* Stored data
§ §
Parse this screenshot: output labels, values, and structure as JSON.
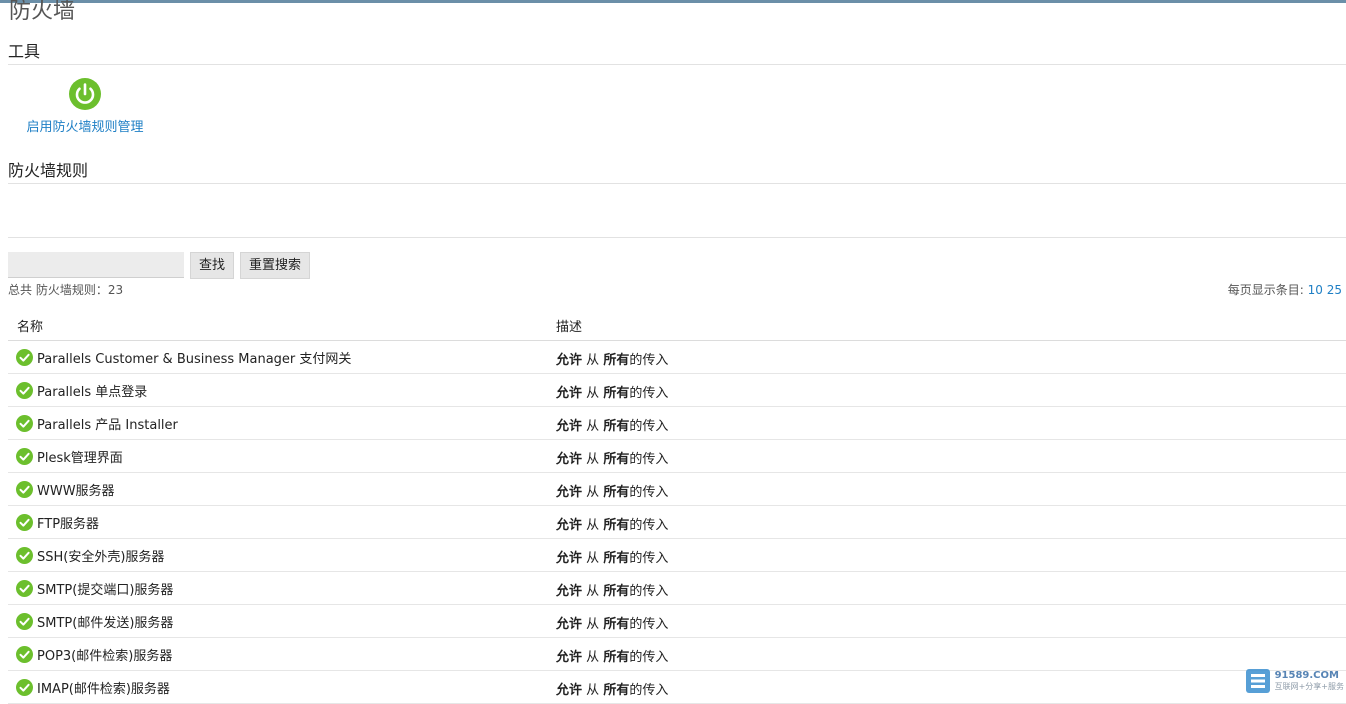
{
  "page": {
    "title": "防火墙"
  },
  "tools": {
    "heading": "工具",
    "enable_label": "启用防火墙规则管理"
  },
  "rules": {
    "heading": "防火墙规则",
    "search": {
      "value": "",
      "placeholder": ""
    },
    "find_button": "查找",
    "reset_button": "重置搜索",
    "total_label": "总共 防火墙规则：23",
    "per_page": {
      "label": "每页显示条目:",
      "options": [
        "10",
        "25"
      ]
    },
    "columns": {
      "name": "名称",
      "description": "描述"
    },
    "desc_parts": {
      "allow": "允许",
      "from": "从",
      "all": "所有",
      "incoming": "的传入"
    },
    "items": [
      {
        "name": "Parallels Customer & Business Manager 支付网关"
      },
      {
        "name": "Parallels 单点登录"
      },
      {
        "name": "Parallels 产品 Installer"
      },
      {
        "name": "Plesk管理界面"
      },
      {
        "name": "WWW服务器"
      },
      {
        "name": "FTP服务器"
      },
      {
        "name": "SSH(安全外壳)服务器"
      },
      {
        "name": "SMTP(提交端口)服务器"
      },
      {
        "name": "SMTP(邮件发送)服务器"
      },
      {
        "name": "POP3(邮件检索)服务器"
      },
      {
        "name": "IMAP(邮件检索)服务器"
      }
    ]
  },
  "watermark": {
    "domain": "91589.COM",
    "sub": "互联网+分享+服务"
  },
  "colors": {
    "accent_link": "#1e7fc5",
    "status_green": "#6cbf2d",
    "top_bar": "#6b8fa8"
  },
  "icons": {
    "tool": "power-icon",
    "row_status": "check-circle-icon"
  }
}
§ §
* The exercise
Transcribe the preceding listing in its entirety and with exact wording, leaving out pictures.

* Written answer
Parse this screenshot: output labels, values, and structure as JSON.
{
  "page": {
    "title": "防火墙"
  },
  "tools": {
    "heading": "工具",
    "enable_label": "启用防火墙规则管理"
  },
  "rules": {
    "heading": "防火墙规则",
    "search": {
      "value": "",
      "placeholder": ""
    },
    "find_button": "查找",
    "reset_button": "重置搜索",
    "total_label": "总共 防火墙规则：23",
    "per_page": {
      "label": "每页显示条目:",
      "options": [
        "10",
        "25"
      ]
    },
    "columns": {
      "name": "名称",
      "description": "描述"
    },
    "desc_parts": {
      "allow": "允许",
      "from": "从",
      "all": "所有",
      "incoming": "的传入"
    },
    "items": [
      {
        "name": "Parallels Customer & Business Manager 支付网关"
      },
      {
        "name": "Parallels 单点登录"
      },
      {
        "name": "Parallels 产品 Installer"
      },
      {
        "name": "Plesk管理界面"
      },
      {
        "name": "WWW服务器"
      },
      {
        "name": "FTP服务器"
      },
      {
        "name": "SSH(安全外壳)服务器"
      },
      {
        "name": "SMTP(提交端口)服务器"
      },
      {
        "name": "SMTP(邮件发送)服务器"
      },
      {
        "name": "POP3(邮件检索)服务器"
      },
      {
        "name": "IMAP(邮件检索)服务器"
      }
    ]
  },
  "watermark": {
    "domain": "91589.COM",
    "sub": "互联网+分享+服务"
  },
  "colors": {
    "accent_link": "#1e7fc5",
    "status_green": "#6cbf2d",
    "top_bar": "#6b8fa8"
  },
  "icons": {
    "tool": "power-icon",
    "row_status": "check-circle-icon"
  }
}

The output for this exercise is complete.